STATED TASK
In your copy, leave out the pictures; write out all the data exactly.

--- begin EXTRACTED ENTRIES ---

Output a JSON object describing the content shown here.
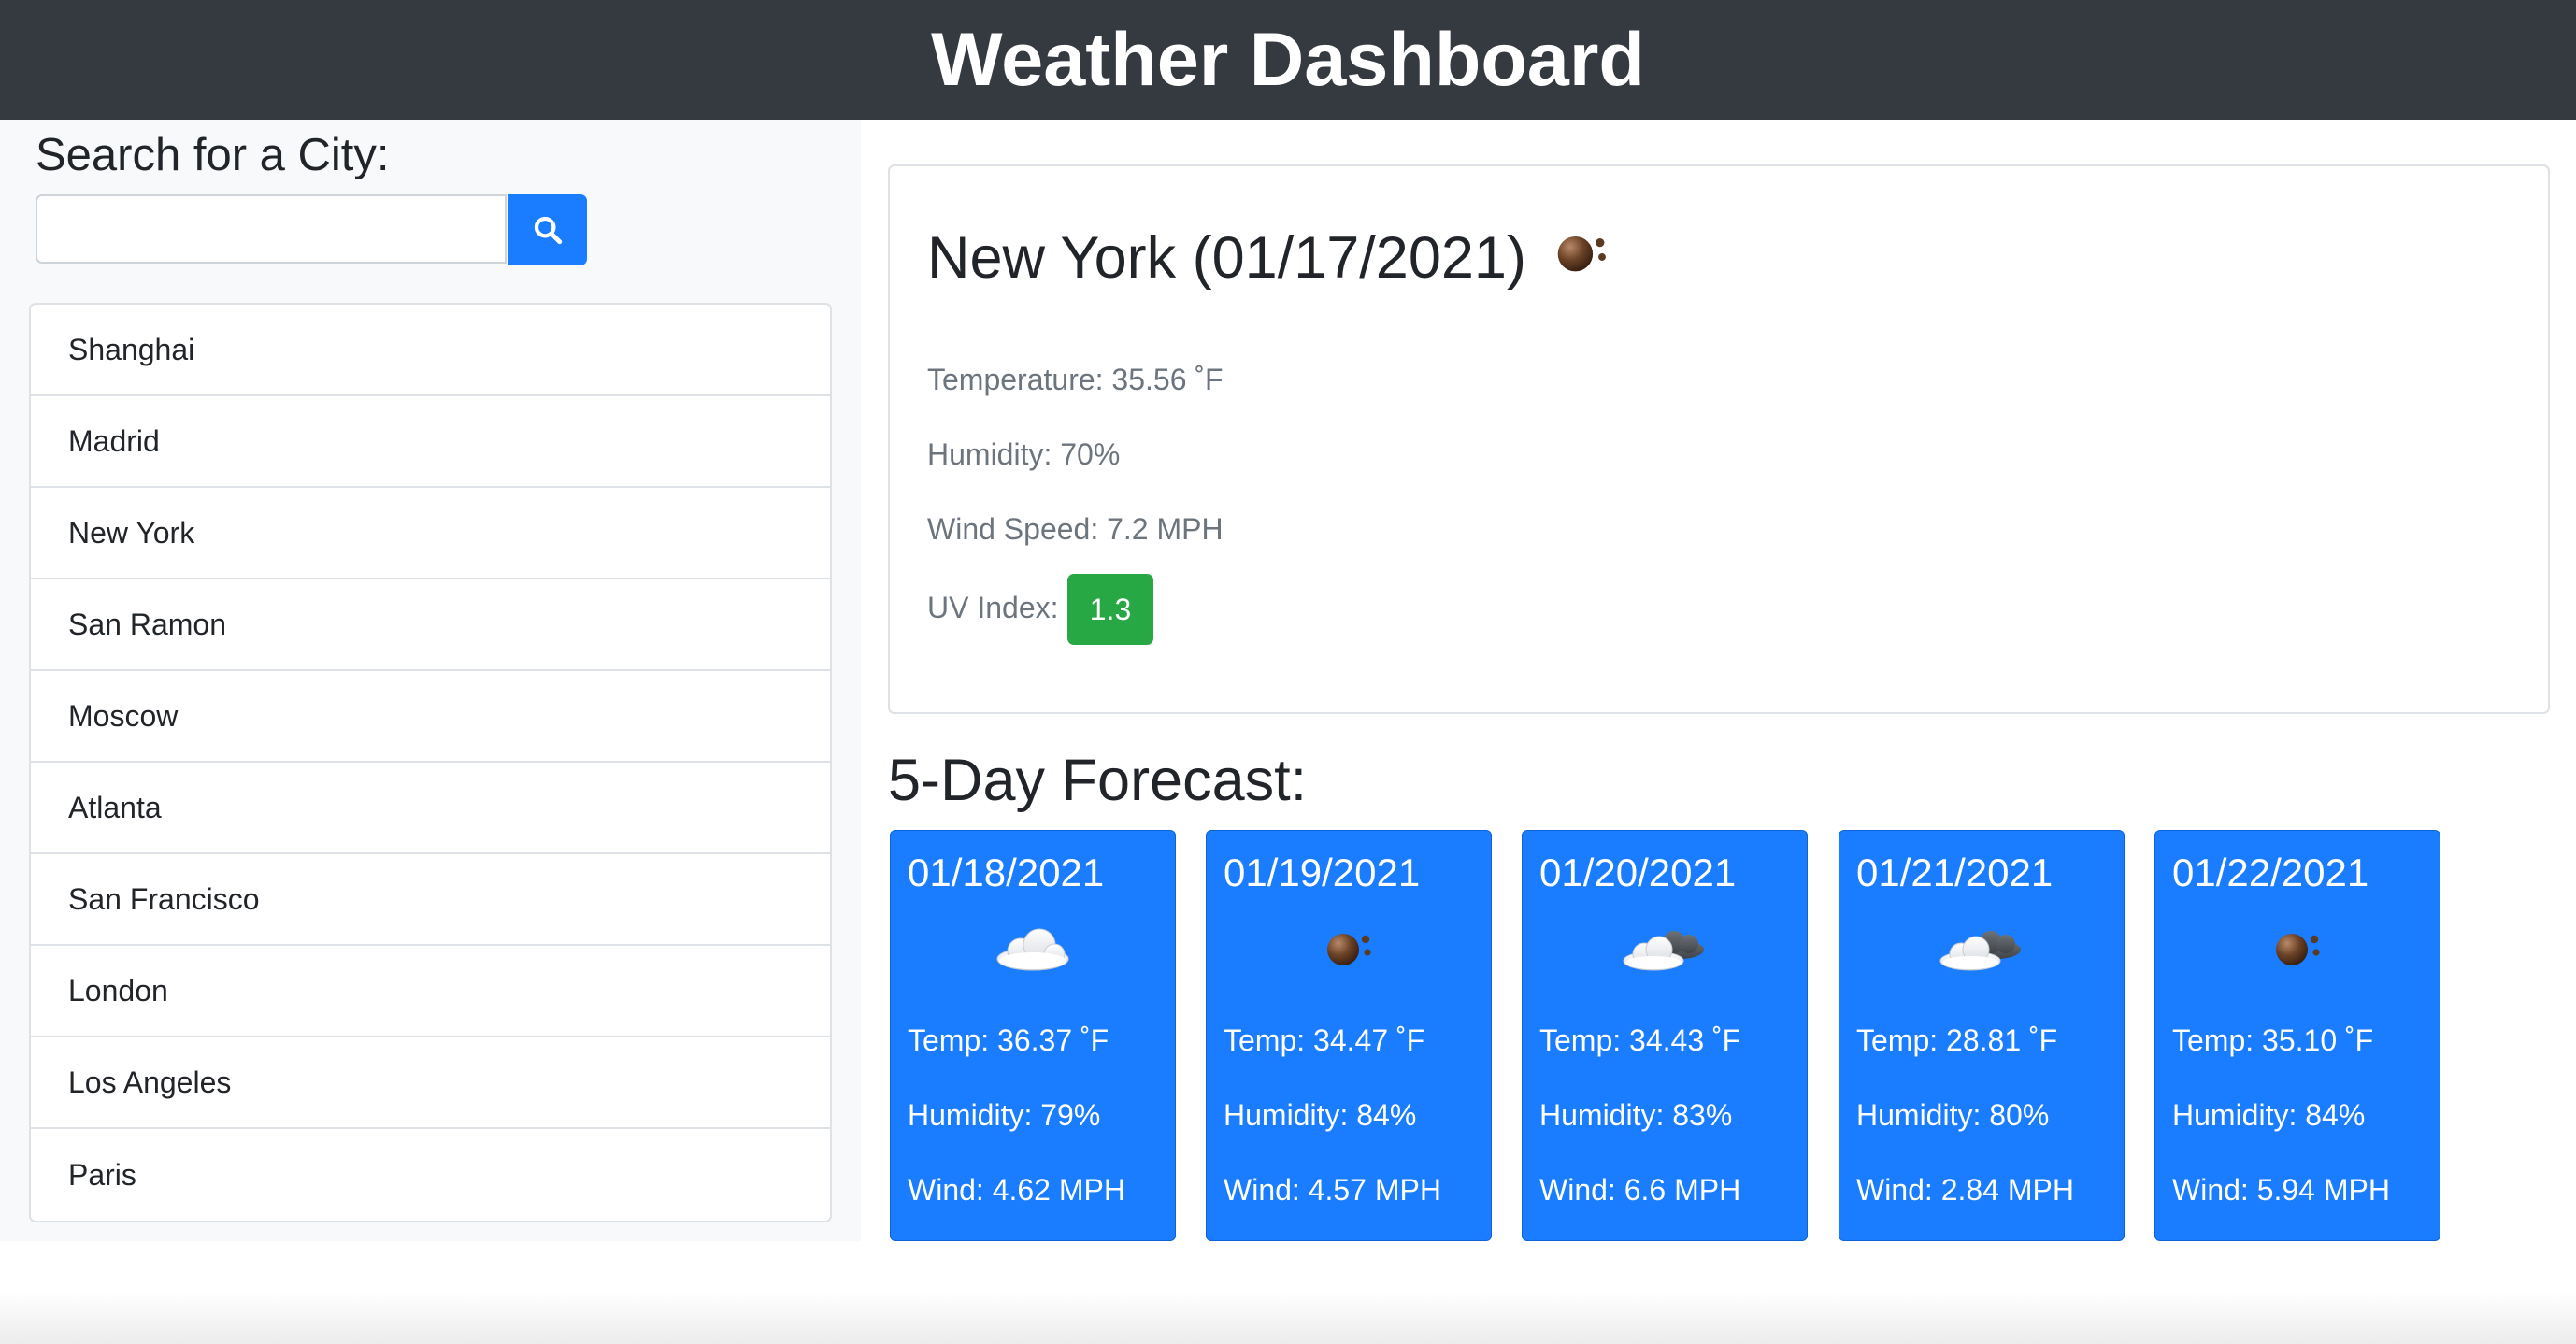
{
  "header": {
    "title": "Weather Dashboard"
  },
  "sidebar": {
    "search_label": "Search for a City:",
    "search_value": "",
    "search_placeholder": "",
    "search_button_icon": "search-icon",
    "cities": [
      "Shanghai",
      "Madrid",
      "New York",
      "San Ramon",
      "Moscow",
      "Atlanta",
      "San Francisco",
      "London",
      "Los Angeles",
      "Paris"
    ]
  },
  "current": {
    "title": "New York (01/17/2021)",
    "icon": "overcast-clouds-icon",
    "temperature": "Temperature: 35.56 ˚F",
    "humidity": "Humidity: 70%",
    "wind": "Wind Speed: 7.2 MPH",
    "uv_label": "UV Index:",
    "uv_value": "1.3",
    "uv_color": "#28a745"
  },
  "forecast": {
    "heading": "5-Day Forecast:",
    "days": [
      {
        "date": "01/18/2021",
        "icon": "cloud-icon",
        "temp": "Temp: 36.37 ˚F",
        "humidity": "Humidity: 79%",
        "wind": "Wind: 4.62 MPH"
      },
      {
        "date": "01/19/2021",
        "icon": "overcast-clouds-icon",
        "temp": "Temp: 34.47 ˚F",
        "humidity": "Humidity: 84%",
        "wind": "Wind: 4.57 MPH"
      },
      {
        "date": "01/20/2021",
        "icon": "broken-clouds-icon",
        "temp": "Temp: 34.43 ˚F",
        "humidity": "Humidity: 83%",
        "wind": "Wind: 6.6 MPH"
      },
      {
        "date": "01/21/2021",
        "icon": "broken-clouds-icon",
        "temp": "Temp: 28.81 ˚F",
        "humidity": "Humidity: 80%",
        "wind": "Wind: 2.84 MPH"
      },
      {
        "date": "01/22/2021",
        "icon": "overcast-clouds-icon",
        "temp": "Temp: 35.10 ˚F",
        "humidity": "Humidity: 84%",
        "wind": "Wind: 5.94 MPH"
      }
    ]
  },
  "colors": {
    "navbar": "#343a40",
    "accent": "#1a7cff",
    "uv_low": "#28a745",
    "sidebar_bg": "#f8f9fa"
  }
}
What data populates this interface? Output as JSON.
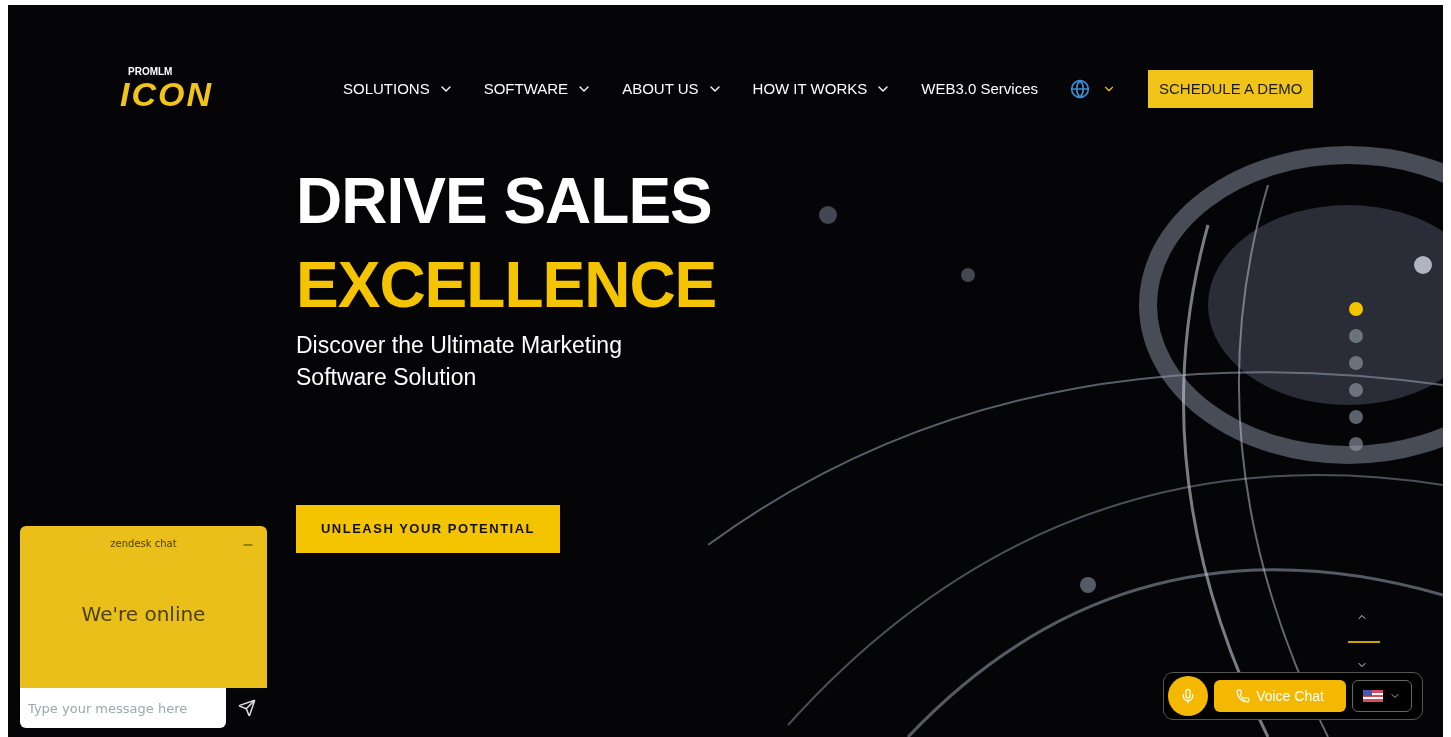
{
  "logo": {
    "top": "PROMLM",
    "main": "ICON"
  },
  "nav": [
    {
      "label": "SOLUTIONS",
      "dropdown": true
    },
    {
      "label": "SOFTWARE",
      "dropdown": true
    },
    {
      "label": "ABOUT US",
      "dropdown": true
    },
    {
      "label": "HOW IT WORKS",
      "dropdown": true
    },
    {
      "label": "WEB3.0 Services",
      "dropdown": false
    }
  ],
  "cta": "SCHEDULE A DEMO",
  "hero": {
    "line1": "DRIVE SALES",
    "line2": "EXCELLENCE",
    "subtitle": "Discover the Ultimate Marketing Software Solution",
    "button": "UNLEASH YOUR POTENTIAL"
  },
  "slides": [
    {
      "selected": true
    },
    {
      "selected": false
    },
    {
      "selected": false
    },
    {
      "selected": false
    },
    {
      "selected": false
    },
    {
      "selected": false
    }
  ],
  "chat": {
    "title": "zendesk chat",
    "status": "We're online",
    "placeholder": "Type your message here"
  },
  "voice": {
    "label": "Voice Chat"
  }
}
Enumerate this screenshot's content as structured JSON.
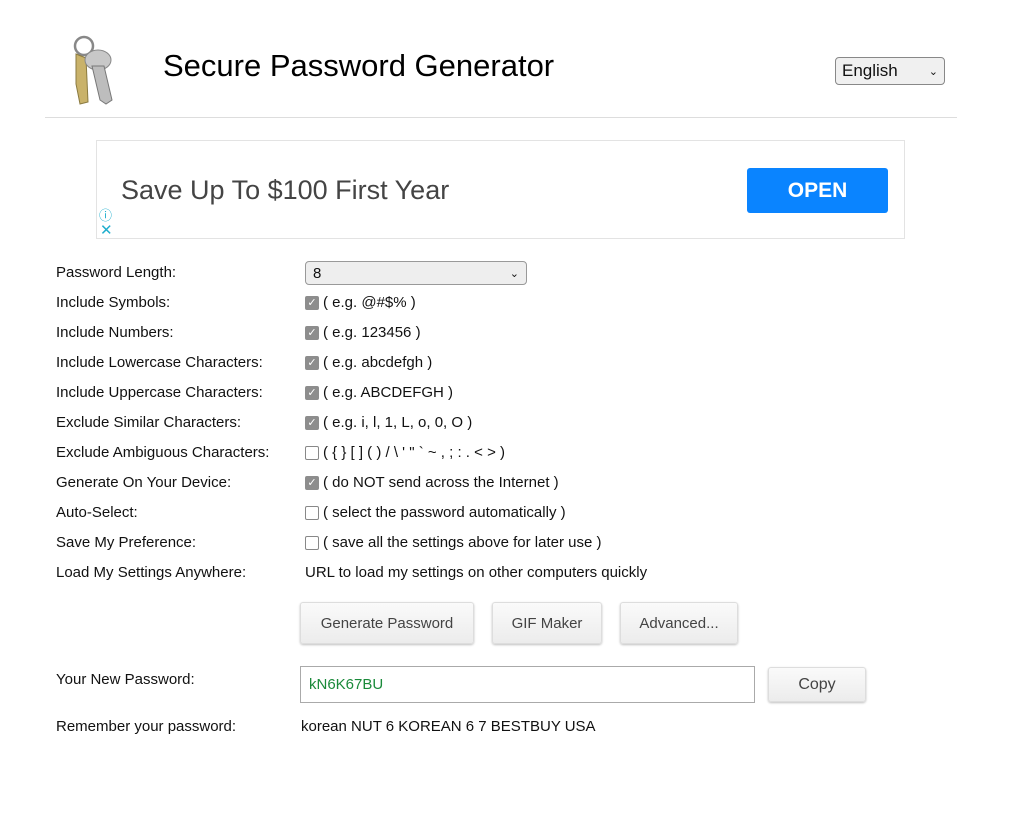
{
  "header": {
    "title": "Secure Password Generator",
    "language": "English",
    "logo": "keys-icon"
  },
  "ad": {
    "headline": "Save Up To $100 First Year",
    "button": "OPEN"
  },
  "form": {
    "length": {
      "label": "Password Length:",
      "value": "8"
    },
    "rows": [
      {
        "label": "Include Symbols:",
        "checked": true,
        "hint": "( e.g. @#$% )"
      },
      {
        "label": "Include Numbers:",
        "checked": true,
        "hint": "( e.g. 123456 )"
      },
      {
        "label": "Include Lowercase Characters:",
        "checked": true,
        "hint": "( e.g. abcdefgh )"
      },
      {
        "label": "Include Uppercase Characters:",
        "checked": true,
        "hint": "( e.g. ABCDEFGH )"
      },
      {
        "label": "Exclude Similar Characters:",
        "checked": true,
        "hint": "( e.g. i, l, 1, L, o, 0, O )"
      },
      {
        "label": "Exclude Ambiguous Characters:",
        "checked": false,
        "hint": "( { } [ ] ( ) / \\ ' \" ` ~ , ; : . < > )"
      },
      {
        "label": "Generate On Your Device:",
        "checked": true,
        "hint": "( do NOT send across the Internet )"
      },
      {
        "label": "Auto-Select:",
        "checked": false,
        "hint": "( select the password automatically )"
      },
      {
        "label": "Save My Preference:",
        "checked": false,
        "hint": "( save all the settings above for later use )"
      }
    ],
    "load": {
      "label": "Load My Settings Anywhere:",
      "text": "URL to load my settings on other computers quickly"
    }
  },
  "buttons": {
    "generate": "Generate Password",
    "gif": "GIF Maker",
    "advanced": "Advanced..."
  },
  "result": {
    "label": "Your New Password:",
    "password": "kN6K67BU",
    "copy": "Copy",
    "remember_label": "Remember your password:",
    "remember": "korean NUT 6 KOREAN 6 7 BESTBUY USA"
  }
}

--- end EXTRACTED ENTRIES ---

CORRECT RESPONSE
Output a JSON object describing the content shown here.
{
  "header": {
    "title": "Weather Dashboard"
  },
  "sidebar": {
    "search_label": "Search for a City:",
    "search_value": "",
    "search_placeholder": "",
    "search_button_icon": "search-icon",
    "cities": [
      "Shanghai",
      "Madrid",
      "New York",
      "San Ramon",
      "Moscow",
      "Atlanta",
      "San Francisco",
      "London",
      "Los Angeles",
      "Paris"
    ]
  },
  "current": {
    "title": "New York (01/17/2021)",
    "icon": "overcast-clouds-icon",
    "temperature": "Temperature: 35.56 ˚F",
    "humidity": "Humidity: 70%",
    "wind": "Wind Speed: 7.2 MPH",
    "uv_label": "UV Index:",
    "uv_value": "1.3",
    "uv_color": "#28a745"
  },
  "forecast": {
    "heading": "5-Day Forecast:",
    "days": [
      {
        "date": "01/18/2021",
        "icon": "cloud-icon",
        "temp": "Temp: 36.37 ˚F",
        "humidity": "Humidity: 79%",
        "wind": "Wind: 4.62 MPH"
      },
      {
        "date": "01/19/2021",
        "icon": "overcast-clouds-icon",
        "temp": "Temp: 34.47 ˚F",
        "humidity": "Humidity: 84%",
        "wind": "Wind: 4.57 MPH"
      },
      {
        "date": "01/20/2021",
        "icon": "broken-clouds-icon",
        "temp": "Temp: 34.43 ˚F",
        "humidity": "Humidity: 83%",
        "wind": "Wind: 6.6 MPH"
      },
      {
        "date": "01/21/2021",
        "icon": "broken-clouds-icon",
        "temp": "Temp: 28.81 ˚F",
        "humidity": "Humidity: 80%",
        "wind": "Wind: 2.84 MPH"
      },
      {
        "date": "01/22/2021",
        "icon": "overcast-clouds-icon",
        "temp": "Temp: 35.10 ˚F",
        "humidity": "Humidity: 84%",
        "wind": "Wind: 5.94 MPH"
      }
    ]
  },
  "colors": {
    "navbar": "#343a40",
    "accent": "#1a7cff",
    "uv_low": "#28a745",
    "sidebar_bg": "#f8f9fa"
  }
}
What data populates this interface? Output as JSON.
{
  "logo": {
    "top": "PROMLM",
    "main": "ICON"
  },
  "nav": [
    {
      "label": "SOLUTIONS",
      "dropdown": true
    },
    {
      "label": "SOFTWARE",
      "dropdown": true
    },
    {
      "label": "ABOUT US",
      "dropdown": true
    },
    {
      "label": "HOW IT WORKS",
      "dropdown": true
    },
    {
      "label": "WEB3.0 Services",
      "dropdown": false
    }
  ],
  "cta": "SCHEDULE A DEMO",
  "hero": {
    "line1": "DRIVE SALES",
    "line2": "EXCELLENCE",
    "subtitle": "Discover the Ultimate Marketing Software Solution",
    "button": "UNLEASH YOUR POTENTIAL"
  },
  "slides": [
    {
      "selected": true
    },
    {
      "selected": false
    },
    {
      "selected": false
    },
    {
      "selected": false
    },
    {
      "selected": false
    },
    {
      "selected": false
    }
  ],
  "chat": {
    "title": "zendesk chat",
    "status": "We're online",
    "placeholder": "Type your message here"
  },
  "voice": {
    "label": "Voice Chat"
  }
}
Enumerate this screenshot's content as structured JSON.
{
  "header": {
    "title": "Secure Password Generator",
    "language": "English",
    "logo": "keys-icon"
  },
  "ad": {
    "headline": "Save Up To $100 First Year",
    "button": "OPEN"
  },
  "form": {
    "length": {
      "label": "Password Length:",
      "value": "8"
    },
    "rows": [
      {
        "label": "Include Symbols:",
        "checked": true,
        "hint": "( e.g. @#$% )"
      },
      {
        "label": "Include Numbers:",
        "checked": true,
        "hint": "( e.g. 123456 )"
      },
      {
        "label": "Include Lowercase Characters:",
        "checked": true,
        "hint": "( e.g. abcdefgh )"
      },
      {
        "label": "Include Uppercase Characters:",
        "checked": true,
        "hint": "( e.g. ABCDEFGH )"
      },
      {
        "label": "Exclude Similar Characters:",
        "checked": true,
        "hint": "( e.g. i, l, 1, L, o, 0, O )"
      },
      {
        "label": "Exclude Ambiguous Characters:",
        "checked": false,
        "hint": "( { } [ ] ( ) / \\ ' \" ` ~ , ; : . < > )"
      },
      {
        "label": "Generate On Your Device:",
        "checked": true,
        "hint": "( do NOT send across the Internet )"
      },
      {
        "label": "Auto-Select:",
        "checked": false,
        "hint": "( select the password automatically )"
      },
      {
        "label": "Save My Preference:",
        "checked": false,
        "hint": "( save all the settings above for later use )"
      }
    ],
    "load": {
      "label": "Load My Settings Anywhere:",
      "text": "URL to load my settings on other computers quickly"
    }
  },
  "buttons": {
    "generate": "Generate Password",
    "gif": "GIF Maker",
    "advanced": "Advanced..."
  },
  "result": {
    "label": "Your New Password:",
    "password": "kN6K67BU",
    "copy": "Copy",
    "remember_label": "Remember your password:",
    "remember": "korean NUT 6 KOREAN 6 7 BESTBUY USA"
  }
}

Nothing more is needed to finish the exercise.